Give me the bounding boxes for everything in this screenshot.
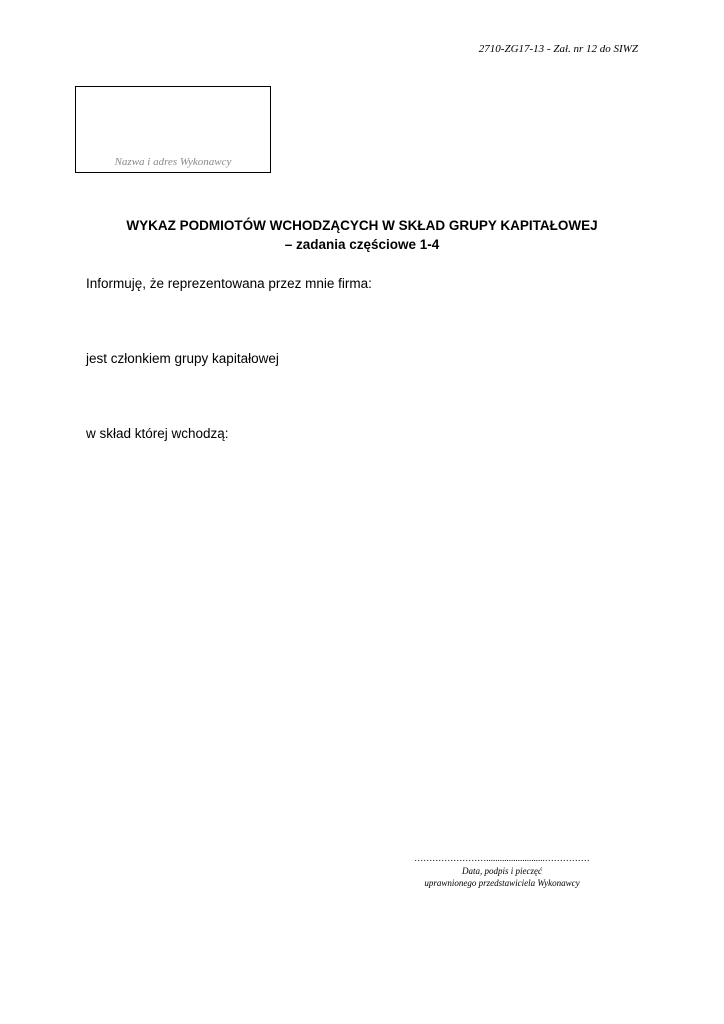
document-reference: 2710-ZG17-13 - Zał. nr 12 do SIWZ	[478, 43, 638, 55]
members-intro-text: w skład której wchodzą:	[86, 426, 229, 441]
signature-line: ……………………..........................……………	[414, 853, 590, 863]
membership-text: jest członkiem grupy kapitałowej	[86, 351, 279, 366]
document-subtitle: – zadania częściowe 1-4	[284, 237, 440, 252]
signature-caption-line2: uprawnionego przedstawiciela Wykonawcy	[424, 878, 580, 888]
document-title: WYKAZ PODMIOTÓW WCHODZĄCYCH W SKŁAD GRUPY KAPITAŁOWEJ	[126, 218, 598, 233]
contractor-box-label: Nazwa i adres Wykonawcy	[114, 156, 232, 168]
statement-text: Informuję, że reprezentowana przez mnie firma:	[86, 276, 372, 291]
signature-caption-line1: Data, podpis i pieczęć	[462, 866, 542, 876]
contractor-name-address-box	[75, 86, 271, 173]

○ ○ ○

What this task involves
Retype the items between the line holding "document-reference: 2710-ZG17-13 - Zał." and the line holding "document-subtitle: – zadania", inclusive.

Reply
document-reference: 2710-ZG17-13 - Zał. nr 12 do SIWZ	[478, 43, 638, 55]
members-intro-text: w skład której wchodzą:	[86, 426, 229, 441]
signature-line: ……………………..........................……………	[414, 853, 590, 863]
membership-text: jest członkiem grupy kapitałowej	[86, 351, 279, 366]
document-subtitle: – zadania częściowe 1-4	[284, 237, 440, 252]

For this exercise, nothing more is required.